# THE EXERCISE:
Repeat each line of the material below exactly as it appears, minus any pictures.

# AVAILABLE RECORDS:
##########

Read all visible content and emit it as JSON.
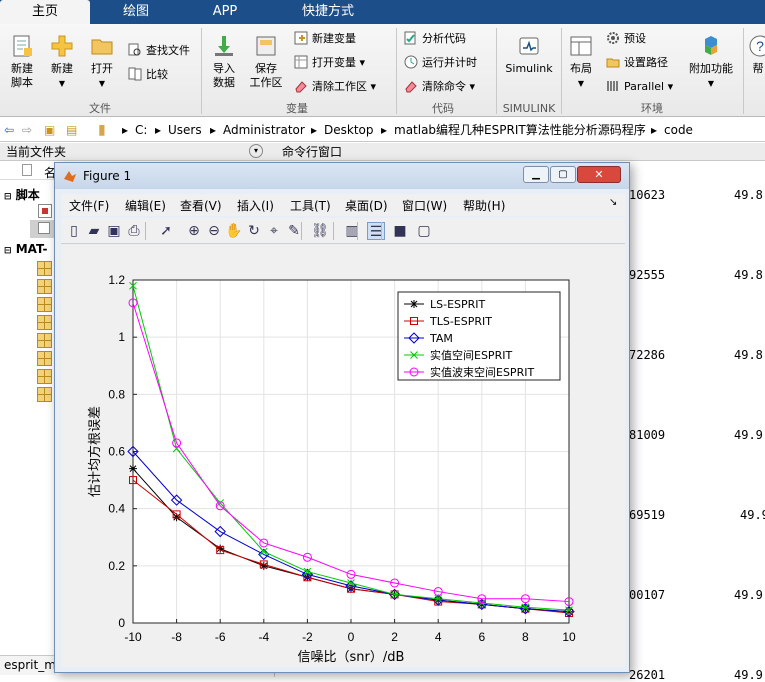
{
  "tabs": [
    {
      "label": "主页"
    },
    {
      "label": "绘图"
    },
    {
      "label": "APP"
    },
    {
      "label": "快捷方式"
    }
  ],
  "ribbon": {
    "file": {
      "new_script": "新建\n脚本",
      "new": "新建",
      "open": "打开",
      "find_files": "查找文件",
      "compare": "比较",
      "group": "文件"
    },
    "variable": {
      "import_data": "导入\n数据",
      "save_workspace": "保存\n工作区",
      "new_variable": "新建变量",
      "open_variable": "打开变量",
      "clear_workspace": "清除工作区",
      "group": "变量"
    },
    "code": {
      "analyze_code": "分析代码",
      "run_and_time": "运行并计时",
      "clear_commands": "清除命令",
      "group": "代码"
    },
    "simulink": {
      "label": "Simulink",
      "group": "SIMULINK"
    },
    "env": {
      "layout": "布局",
      "preferences": "预设",
      "set_path": "设置路径",
      "parallel": "Parallel",
      "addons": "附加功能",
      "group": "环境"
    },
    "help": {
      "label": "帮"
    }
  },
  "address": {
    "crumbs": [
      "C:",
      "Users",
      "Administrator",
      "Desktop",
      "matlab编程几种ESPRIT算法性能分析源码程序",
      "code"
    ]
  },
  "panes": {
    "current_folder": "当前文件夹",
    "command_window": "命令行窗口",
    "col_name": "名",
    "section_scripts": "脚本",
    "section_mat": "MAT-",
    "bottom_file": "esprit_m"
  },
  "cmd_values": {
    "col1": [
      "10623",
      "92555",
      "72286",
      "81009",
      "69519",
      "00107",
      "26201"
    ],
    "col2": [
      "49.8",
      "49.8",
      "49.8",
      "49.9",
      "49.9",
      "49.9",
      "49.9"
    ]
  },
  "figure": {
    "title": "Figure 1",
    "menu": [
      "文件(F)",
      "编辑(E)",
      "查看(V)",
      "插入(I)",
      "工具(T)",
      "桌面(D)",
      "窗口(W)",
      "帮助(H)"
    ],
    "icons": [
      "new-figure-icon",
      "open-icon",
      "save-icon",
      "print-icon",
      "pointer-icon",
      "zoom-in-icon",
      "zoom-out-icon",
      "pan-icon",
      "rotate-icon",
      "data-cursor-icon",
      "brush-icon",
      "link-icon",
      "colorbar-icon",
      "legend-icon",
      "hide-plot-tools-icon",
      "show-plot-tools-icon"
    ]
  },
  "chart_data": {
    "type": "line",
    "xlabel": "信噪比（snr）/dB",
    "ylabel": "估计均方根误差",
    "xlim": [
      -10,
      10
    ],
    "ylim": [
      0,
      1.2
    ],
    "x": [
      -10,
      -8,
      -6,
      -4,
      -2,
      0,
      2,
      4,
      6,
      8,
      10
    ],
    "xticks": [
      "-10",
      "-8",
      "-6",
      "-4",
      "-2",
      "0",
      "2",
      "4",
      "6",
      "8",
      "10"
    ],
    "yticks": [
      "0",
      "0.2",
      "0.4",
      "0.6",
      "0.8",
      "1",
      "1.2"
    ],
    "grid": true,
    "legend_position": "top-right",
    "series": [
      {
        "name": "LS-ESPRIT",
        "color": "#000000",
        "marker": "star",
        "values": [
          0.54,
          0.37,
          0.26,
          0.2,
          0.16,
          0.12,
          0.1,
          0.08,
          0.065,
          0.05,
          0.04
        ]
      },
      {
        "name": "TLS-ESPRIT",
        "color": "#cc0000",
        "marker": "square",
        "values": [
          0.5,
          0.38,
          0.255,
          0.205,
          0.16,
          0.12,
          0.1,
          0.075,
          0.065,
          0.05,
          0.035
        ]
      },
      {
        "name": "TAM",
        "color": "#0000cc",
        "marker": "diamond",
        "values": [
          0.6,
          0.43,
          0.32,
          0.24,
          0.17,
          0.13,
          0.1,
          0.08,
          0.065,
          0.05,
          0.04
        ]
      },
      {
        "name": "实值空间ESPRIT",
        "color": "#00cc00",
        "marker": "x",
        "values": [
          1.18,
          0.61,
          0.42,
          0.25,
          0.18,
          0.14,
          0.1,
          0.085,
          0.07,
          0.055,
          0.045
        ]
      },
      {
        "name": "实值波束空间ESPRIT",
        "color": "#ff00ff",
        "marker": "circle",
        "values": [
          1.12,
          0.63,
          0.41,
          0.28,
          0.23,
          0.17,
          0.14,
          0.11,
          0.085,
          0.085,
          0.075
        ]
      }
    ]
  }
}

##########

# TASK OUTPUT:
Read all visible content and emit it as JSON.
{
  "tabs": [
    {
      "label": "主页"
    },
    {
      "label": "绘图"
    },
    {
      "label": "APP"
    },
    {
      "label": "快捷方式"
    }
  ],
  "ribbon": {
    "file": {
      "new_script": "新建\n脚本",
      "new": "新建",
      "open": "打开",
      "find_files": "查找文件",
      "compare": "比较",
      "group": "文件"
    },
    "variable": {
      "import_data": "导入\n数据",
      "save_workspace": "保存\n工作区",
      "new_variable": "新建变量",
      "open_variable": "打开变量",
      "clear_workspace": "清除工作区",
      "group": "变量"
    },
    "code": {
      "analyze_code": "分析代码",
      "run_and_time": "运行并计时",
      "clear_commands": "清除命令",
      "group": "代码"
    },
    "simulink": {
      "label": "Simulink",
      "group": "SIMULINK"
    },
    "env": {
      "layout": "布局",
      "preferences": "预设",
      "set_path": "设置路径",
      "parallel": "Parallel",
      "addons": "附加功能",
      "group": "环境"
    },
    "help": {
      "label": "帮"
    }
  },
  "address": {
    "crumbs": [
      "C:",
      "Users",
      "Administrator",
      "Desktop",
      "matlab编程几种ESPRIT算法性能分析源码程序",
      "code"
    ]
  },
  "panes": {
    "current_folder": "当前文件夹",
    "command_window": "命令行窗口",
    "col_name": "名",
    "section_scripts": "脚本",
    "section_mat": "MAT-",
    "bottom_file": "esprit_m"
  },
  "cmd_values": {
    "col1": [
      "10623",
      "92555",
      "72286",
      "81009",
      "69519",
      "00107",
      "26201"
    ],
    "col2": [
      "49.8",
      "49.8",
      "49.8",
      "49.9",
      "49.9",
      "49.9",
      "49.9"
    ]
  },
  "figure": {
    "title": "Figure 1",
    "menu": [
      "文件(F)",
      "编辑(E)",
      "查看(V)",
      "插入(I)",
      "工具(T)",
      "桌面(D)",
      "窗口(W)",
      "帮助(H)"
    ],
    "icons": [
      "new-figure-icon",
      "open-icon",
      "save-icon",
      "print-icon",
      "pointer-icon",
      "zoom-in-icon",
      "zoom-out-icon",
      "pan-icon",
      "rotate-icon",
      "data-cursor-icon",
      "brush-icon",
      "link-icon",
      "colorbar-icon",
      "legend-icon",
      "hide-plot-tools-icon",
      "show-plot-tools-icon"
    ]
  },
  "chart_data": {
    "type": "line",
    "xlabel": "信噪比（snr）/dB",
    "ylabel": "估计均方根误差",
    "xlim": [
      -10,
      10
    ],
    "ylim": [
      0,
      1.2
    ],
    "x": [
      -10,
      -8,
      -6,
      -4,
      -2,
      0,
      2,
      4,
      6,
      8,
      10
    ],
    "xticks": [
      "-10",
      "-8",
      "-6",
      "-4",
      "-2",
      "0",
      "2",
      "4",
      "6",
      "8",
      "10"
    ],
    "yticks": [
      "0",
      "0.2",
      "0.4",
      "0.6",
      "0.8",
      "1",
      "1.2"
    ],
    "grid": true,
    "legend_position": "top-right",
    "series": [
      {
        "name": "LS-ESPRIT",
        "color": "#000000",
        "marker": "star",
        "values": [
          0.54,
          0.37,
          0.26,
          0.2,
          0.16,
          0.12,
          0.1,
          0.08,
          0.065,
          0.05,
          0.04
        ]
      },
      {
        "name": "TLS-ESPRIT",
        "color": "#cc0000",
        "marker": "square",
        "values": [
          0.5,
          0.38,
          0.255,
          0.205,
          0.16,
          0.12,
          0.1,
          0.075,
          0.065,
          0.05,
          0.035
        ]
      },
      {
        "name": "TAM",
        "color": "#0000cc",
        "marker": "diamond",
        "values": [
          0.6,
          0.43,
          0.32,
          0.24,
          0.17,
          0.13,
          0.1,
          0.08,
          0.065,
          0.05,
          0.04
        ]
      },
      {
        "name": "实值空间ESPRIT",
        "color": "#00cc00",
        "marker": "x",
        "values": [
          1.18,
          0.61,
          0.42,
          0.25,
          0.18,
          0.14,
          0.1,
          0.085,
          0.07,
          0.055,
          0.045
        ]
      },
      {
        "name": "实值波束空间ESPRIT",
        "color": "#ff00ff",
        "marker": "circle",
        "values": [
          1.12,
          0.63,
          0.41,
          0.28,
          0.23,
          0.17,
          0.14,
          0.11,
          0.085,
          0.085,
          0.075
        ]
      }
    ]
  }
}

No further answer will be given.